- Data excerpts -
§

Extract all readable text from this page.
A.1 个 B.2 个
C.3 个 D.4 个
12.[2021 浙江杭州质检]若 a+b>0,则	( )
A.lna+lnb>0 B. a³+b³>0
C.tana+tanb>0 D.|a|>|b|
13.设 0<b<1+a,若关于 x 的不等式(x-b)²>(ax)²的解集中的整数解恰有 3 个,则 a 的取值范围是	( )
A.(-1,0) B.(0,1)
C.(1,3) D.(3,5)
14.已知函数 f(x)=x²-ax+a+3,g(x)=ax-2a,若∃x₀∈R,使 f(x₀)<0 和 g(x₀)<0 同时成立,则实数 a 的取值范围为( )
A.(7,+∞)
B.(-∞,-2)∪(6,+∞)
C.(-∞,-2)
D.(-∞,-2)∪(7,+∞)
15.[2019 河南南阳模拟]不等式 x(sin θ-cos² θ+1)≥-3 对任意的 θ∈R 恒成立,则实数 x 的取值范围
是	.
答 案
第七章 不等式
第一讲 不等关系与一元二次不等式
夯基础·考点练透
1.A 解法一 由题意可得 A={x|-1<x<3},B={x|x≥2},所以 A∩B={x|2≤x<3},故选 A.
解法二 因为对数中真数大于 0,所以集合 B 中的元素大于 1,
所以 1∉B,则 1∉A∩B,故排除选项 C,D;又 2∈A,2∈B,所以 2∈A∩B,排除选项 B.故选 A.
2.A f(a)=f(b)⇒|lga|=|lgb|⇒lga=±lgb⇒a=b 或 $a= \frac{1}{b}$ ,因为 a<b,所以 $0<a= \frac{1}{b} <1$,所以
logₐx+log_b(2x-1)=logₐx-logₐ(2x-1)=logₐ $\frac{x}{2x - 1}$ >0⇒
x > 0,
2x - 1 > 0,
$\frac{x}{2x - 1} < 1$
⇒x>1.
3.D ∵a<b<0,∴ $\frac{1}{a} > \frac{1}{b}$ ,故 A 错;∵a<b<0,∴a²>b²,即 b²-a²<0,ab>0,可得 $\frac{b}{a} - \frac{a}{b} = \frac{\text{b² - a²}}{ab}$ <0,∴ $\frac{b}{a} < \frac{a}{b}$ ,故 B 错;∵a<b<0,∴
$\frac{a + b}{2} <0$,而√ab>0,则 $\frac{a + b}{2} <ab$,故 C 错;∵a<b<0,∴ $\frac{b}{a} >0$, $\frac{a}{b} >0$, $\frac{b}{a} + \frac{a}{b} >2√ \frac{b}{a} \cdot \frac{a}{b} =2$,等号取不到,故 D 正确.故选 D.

§

- Your instructions -
Print every entry exactly as it appears.

- Reply -
Extract all readable text from this page.
A.1 个 B.2 个
C.3 个 D.4 个
12.[2021 浙江杭州质检]若 a+b>0,则	( )
A.lna+lnb>0 B. a³+b³>0
C.tana+tanb>0 D.|a|>|b|
13.设 0<b<1+a,若关于 x 的不等式(x-b)²>(ax)²的解集中的整数解恰有 3 个,则 a 的取值范围是	( )
A.(-1,0) B.(0,1)
C.(1,3) D.(3,5)
14.已知函数 f(x)=x²-ax+a+3,g(x)=ax-2a,若∃x₀∈R,使 f(x₀)<0 和 g(x₀)<0 同时成立,则实数 a 的取值范围为( )
A.(7,+∞)
B.(-∞,-2)∪(6,+∞)
C.(-∞,-2)
D.(-∞,-2)∪(7,+∞)
15.[2019 河南南阳模拟]不等式 x(sin θ-cos² θ+1)≥-3 对任意的 θ∈R 恒成立,则实数 x 的取值范围
是	.
答 案
第七章 不等式
第一讲 不等关系与一元二次不等式
夯基础·考点练透
1.A 解法一 由题意可得 A={x|-1<x<3},B={x|x≥2},所以 A∩B={x|2≤x<3},故选 A.
解法二 因为对数中真数大于 0,所以集合 B 中的元素大于 1,
所以 1∉B,则 1∉A∩B,故排除选项 C,D;又 2∈A,2∈B,所以 2∈A∩B,排除选项 B.故选 A.
2.A f(a)=f(b)⇒|lga|=|lgb|⇒lga=±lgb⇒a=b 或 $a= \frac{1}{b}$ ,因为 a<b,所以 $0<a= \frac{1}{b} <1$,所以
logₐx+log_b(2x-1)=logₐx-logₐ(2x-1)=logₐ $\frac{x}{2x - 1}$ >0⇒
x > 0,
2x - 1 > 0,
$\frac{x}{2x - 1} < 1$
⇒x>1.
3.D ∵a<b<0,∴ $\frac{1}{a} > \frac{1}{b}$ ,故 A 错;∵a<b<0,∴a²>b²,即 b²-a²<0,ab>0,可得 $\frac{b}{a} - \frac{a}{b} = \frac{\text{b² - a²}}{ab}$ <0,∴ $\frac{b}{a} < \frac{a}{b}$ ,故 B 错;∵a<b<0,∴
$\frac{a + b}{2} <0$,而√ab>0,则 $\frac{a + b}{2} <ab$,故 C 错;∵a<b<0,∴ $\frac{b}{a} >0$, $\frac{a}{b} >0$, $\frac{b}{a} + \frac{a}{b} >2√ \frac{b}{a} \cdot \frac{a}{b} =2$,等号取不到,故 D 正确.故选 D.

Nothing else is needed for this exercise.